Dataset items
════════════════════
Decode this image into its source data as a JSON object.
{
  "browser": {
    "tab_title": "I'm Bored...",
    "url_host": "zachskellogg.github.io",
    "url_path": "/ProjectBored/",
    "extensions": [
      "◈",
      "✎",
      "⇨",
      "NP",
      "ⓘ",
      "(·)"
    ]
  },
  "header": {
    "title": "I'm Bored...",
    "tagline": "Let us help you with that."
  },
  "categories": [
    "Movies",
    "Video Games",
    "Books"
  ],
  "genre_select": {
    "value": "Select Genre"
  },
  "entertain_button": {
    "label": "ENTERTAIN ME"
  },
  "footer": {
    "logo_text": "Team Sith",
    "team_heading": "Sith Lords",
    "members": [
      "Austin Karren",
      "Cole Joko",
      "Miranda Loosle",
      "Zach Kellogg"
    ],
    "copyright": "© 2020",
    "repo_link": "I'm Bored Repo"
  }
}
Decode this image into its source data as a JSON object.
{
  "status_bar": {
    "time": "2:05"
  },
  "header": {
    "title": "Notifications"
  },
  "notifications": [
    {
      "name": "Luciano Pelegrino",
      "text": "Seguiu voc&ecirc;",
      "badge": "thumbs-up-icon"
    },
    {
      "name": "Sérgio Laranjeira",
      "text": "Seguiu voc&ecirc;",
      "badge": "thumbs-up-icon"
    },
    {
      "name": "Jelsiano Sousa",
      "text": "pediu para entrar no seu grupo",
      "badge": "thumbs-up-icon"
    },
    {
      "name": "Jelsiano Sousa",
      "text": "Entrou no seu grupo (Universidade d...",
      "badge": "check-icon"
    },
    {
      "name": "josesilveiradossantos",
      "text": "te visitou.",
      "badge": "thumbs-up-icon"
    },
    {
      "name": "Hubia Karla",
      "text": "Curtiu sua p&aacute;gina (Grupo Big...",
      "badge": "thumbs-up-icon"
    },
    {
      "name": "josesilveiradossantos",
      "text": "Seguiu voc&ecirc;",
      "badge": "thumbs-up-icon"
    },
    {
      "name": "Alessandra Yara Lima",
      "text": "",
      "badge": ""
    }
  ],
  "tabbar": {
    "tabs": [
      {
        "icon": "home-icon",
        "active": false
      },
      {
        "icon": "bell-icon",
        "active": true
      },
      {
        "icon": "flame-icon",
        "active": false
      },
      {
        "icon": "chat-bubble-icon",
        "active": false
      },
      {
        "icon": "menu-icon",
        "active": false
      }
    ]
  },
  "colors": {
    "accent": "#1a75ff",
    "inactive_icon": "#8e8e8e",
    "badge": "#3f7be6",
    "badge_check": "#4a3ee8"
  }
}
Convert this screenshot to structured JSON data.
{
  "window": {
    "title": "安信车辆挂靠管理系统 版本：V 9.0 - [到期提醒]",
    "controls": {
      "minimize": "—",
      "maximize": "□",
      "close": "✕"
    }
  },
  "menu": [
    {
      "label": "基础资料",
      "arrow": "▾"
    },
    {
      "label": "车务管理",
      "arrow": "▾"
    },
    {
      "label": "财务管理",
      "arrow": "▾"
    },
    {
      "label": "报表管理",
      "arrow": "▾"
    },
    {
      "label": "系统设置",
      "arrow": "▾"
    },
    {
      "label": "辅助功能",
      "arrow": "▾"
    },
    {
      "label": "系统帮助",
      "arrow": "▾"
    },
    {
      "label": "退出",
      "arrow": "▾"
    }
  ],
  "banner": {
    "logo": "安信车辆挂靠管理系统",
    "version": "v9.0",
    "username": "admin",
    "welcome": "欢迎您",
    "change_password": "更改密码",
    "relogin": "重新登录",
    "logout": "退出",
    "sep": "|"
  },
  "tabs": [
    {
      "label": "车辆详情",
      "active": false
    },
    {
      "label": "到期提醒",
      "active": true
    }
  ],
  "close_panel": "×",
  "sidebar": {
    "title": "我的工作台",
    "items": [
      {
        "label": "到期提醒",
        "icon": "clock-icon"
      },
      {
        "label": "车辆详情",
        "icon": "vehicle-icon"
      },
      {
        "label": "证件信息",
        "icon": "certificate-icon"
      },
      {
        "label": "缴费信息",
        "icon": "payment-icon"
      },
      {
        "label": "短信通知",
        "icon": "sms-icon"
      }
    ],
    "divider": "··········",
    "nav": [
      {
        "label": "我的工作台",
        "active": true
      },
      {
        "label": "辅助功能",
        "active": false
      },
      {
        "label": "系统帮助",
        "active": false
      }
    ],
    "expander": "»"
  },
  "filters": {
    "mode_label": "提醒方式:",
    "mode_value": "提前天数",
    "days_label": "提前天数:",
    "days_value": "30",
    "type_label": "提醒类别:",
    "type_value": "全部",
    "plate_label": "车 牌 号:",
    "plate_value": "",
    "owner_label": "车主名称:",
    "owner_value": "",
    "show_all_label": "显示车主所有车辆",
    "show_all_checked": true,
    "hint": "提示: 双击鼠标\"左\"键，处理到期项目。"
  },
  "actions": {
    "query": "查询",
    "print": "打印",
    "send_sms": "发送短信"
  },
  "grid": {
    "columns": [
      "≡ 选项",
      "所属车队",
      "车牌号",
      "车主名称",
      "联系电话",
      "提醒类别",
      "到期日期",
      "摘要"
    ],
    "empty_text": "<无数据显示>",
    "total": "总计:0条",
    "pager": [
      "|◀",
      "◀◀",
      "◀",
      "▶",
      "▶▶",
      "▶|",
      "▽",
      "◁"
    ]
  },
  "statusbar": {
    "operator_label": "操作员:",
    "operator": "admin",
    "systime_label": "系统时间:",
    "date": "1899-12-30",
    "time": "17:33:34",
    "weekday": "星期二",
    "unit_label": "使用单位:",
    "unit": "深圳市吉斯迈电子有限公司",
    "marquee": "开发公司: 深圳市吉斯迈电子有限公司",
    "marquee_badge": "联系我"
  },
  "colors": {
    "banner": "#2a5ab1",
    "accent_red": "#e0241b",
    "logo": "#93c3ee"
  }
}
════════════════════
Every entry must be output again, exactly as written above.

Decode this image into its source data as a JSON object.
{
  "browser": {
    "tab_title": "I'm Bored...",
    "url_host": "zachskellogg.github.io",
    "url_path": "/ProjectBored/",
    "extensions": [
      "◈",
      "✎",
      "⇨",
      "NP",
      "ⓘ",
      "(·)"
    ]
  },
  "header": {
    "title": "I'm Bored...",
    "tagline": "Let us help you with that."
  },
  "categories": [
    "Movies",
    "Video Games",
    "Books"
  ],
  "genre_select": {
    "value": "Select Genre"
  },
  "entertain_button": {
    "label": "ENTERTAIN ME"
  },
  "footer": {
    "logo_text": "Team Sith",
    "team_heading": "Sith Lords",
    "members": [
      "Austin Karren",
      "Cole Joko",
      "Miranda Loosle",
      "Zach Kellogg"
    ],
    "copyright": "© 2020",
    "repo_link": "I'm Bored Repo"
  }
}
Decode this image into its source data as a JSON object.
{
  "status_bar": {
    "time": "2:05"
  },
  "header": {
    "title": "Notifications"
  },
  "notifications": [
    {
      "name": "Luciano Pelegrino",
      "text": "Seguiu voc&ecirc;",
      "badge": "thumbs-up-icon"
    },
    {
      "name": "Sérgio Laranjeira",
      "text": "Seguiu voc&ecirc;",
      "badge": "thumbs-up-icon"
    },
    {
      "name": "Jelsiano Sousa",
      "text": "pediu para entrar no seu grupo",
      "badge": "thumbs-up-icon"
    },
    {
      "name": "Jelsiano Sousa",
      "text": "Entrou no seu grupo (Universidade d...",
      "badge": "check-icon"
    },
    {
      "name": "josesilveiradossantos",
      "text": "te visitou.",
      "badge": "thumbs-up-icon"
    },
    {
      "name": "Hubia Karla",
      "text": "Curtiu sua p&aacute;gina (Grupo Big...",
      "badge": "thumbs-up-icon"
    },
    {
      "name": "josesilveiradossantos",
      "text": "Seguiu voc&ecirc;",
      "badge": "thumbs-up-icon"
    },
    {
      "name": "Alessandra Yara Lima",
      "text": "",
      "badge": ""
    }
  ],
  "tabbar": {
    "tabs": [
      {
        "icon": "home-icon",
        "active": false
      },
      {
        "icon": "bell-icon",
        "active": true
      },
      {
        "icon": "flame-icon",
        "active": false
      },
      {
        "icon": "chat-bubble-icon",
        "active": false
      },
      {
        "icon": "menu-icon",
        "active": false
      }
    ]
  },
  "colors": {
    "accent": "#1a75ff",
    "inactive_icon": "#8e8e8e",
    "badge": "#3f7be6",
    "badge_check": "#4a3ee8"
  }
}
Convert this screenshot to structured JSON data.
{
  "window": {
    "title": "安信车辆挂靠管理系统 版本：V 9.0 - [到期提醒]",
    "controls": {
      "minimize": "—",
      "maximize": "□",
      "close": "✕"
    }
  },
  "menu": [
    {
      "label": "基础资料",
      "arrow": "▾"
    },
    {
      "label": "车务管理",
      "arrow": "▾"
    },
    {
      "label": "财务管理",
      "arrow": "▾"
    },
    {
      "label": "报表管理",
      "arrow": "▾"
    },
    {
      "label": "系统设置",
      "arrow": "▾"
    },
    {
      "label": "辅助功能",
      "arrow": "▾"
    },
    {
      "label": "系统帮助",
      "arrow": "▾"
    },
    {
      "label": "退出",
      "arrow": "▾"
    }
  ],
  "banner": {
    "logo": "安信车辆挂靠管理系统",
    "version": "v9.0",
    "username": "admin",
    "welcome": "欢迎您",
    "change_password": "更改密码",
    "relogin": "重新登录",
    "logout": "退出",
    "sep": "|"
  },
  "tabs": [
    {
      "label": "车辆详情",
      "active": false
    },
    {
      "label": "到期提醒",
      "active": true
    }
  ],
  "close_panel": "×",
  "sidebar": {
    "title": "我的工作台",
    "items": [
      {
        "label": "到期提醒",
        "icon": "clock-icon"
      },
      {
        "label": "车辆详情",
        "icon": "vehicle-icon"
      },
      {
        "label": "证件信息",
        "icon": "certificate-icon"
      },
      {
        "label": "缴费信息",
        "icon": "payment-icon"
      },
      {
        "label": "短信通知",
        "icon": "sms-icon"
      }
    ],
    "divider": "··········",
    "nav": [
      {
        "label": "我的工作台",
        "active": true
      },
      {
        "label": "辅助功能",
        "active": false
      },
      {
        "label": "系统帮助",
        "active": false
      }
    ],
    "expander": "»"
  },
  "filters": {
    "mode_label": "提醒方式:",
    "mode_value": "提前天数",
    "days_label": "提前天数:",
    "days_value": "30",
    "type_label": "提醒类别:",
    "type_value": "全部",
    "plate_label": "车 牌 号:",
    "plate_value": "",
    "owner_label": "车主名称:",
    "owner_value": "",
    "show_all_label": "显示车主所有车辆",
    "show_all_checked": true,
    "hint": "提示: 双击鼠标\"左\"键，处理到期项目。"
  },
  "actions": {
    "query": "查询",
    "print": "打印",
    "send_sms": "发送短信"
  },
  "grid": {
    "columns": [
      "≡ 选项",
      "所属车队",
      "车牌号",
      "车主名称",
      "联系电话",
      "提醒类别",
      "到期日期",
      "摘要"
    ],
    "empty_text": "<无数据显示>",
    "total": "总计:0条",
    "pager": [
      "|◀",
      "◀◀",
      "◀",
      "▶",
      "▶▶",
      "▶|",
      "▽",
      "◁"
    ]
  },
  "statusbar": {
    "operator_label": "操作员:",
    "operator": "admin",
    "systime_label": "系统时间:",
    "date": "1899-12-30",
    "time": "17:33:34",
    "weekday": "星期二",
    "unit_label": "使用单位:",
    "unit": "深圳市吉斯迈电子有限公司",
    "marquee": "开发公司: 深圳市吉斯迈电子有限公司",
    "marquee_badge": "联系我"
  },
  "colors": {
    "banner": "#2a5ab1",
    "accent_red": "#e0241b",
    "logo": "#93c3ee"
  }
}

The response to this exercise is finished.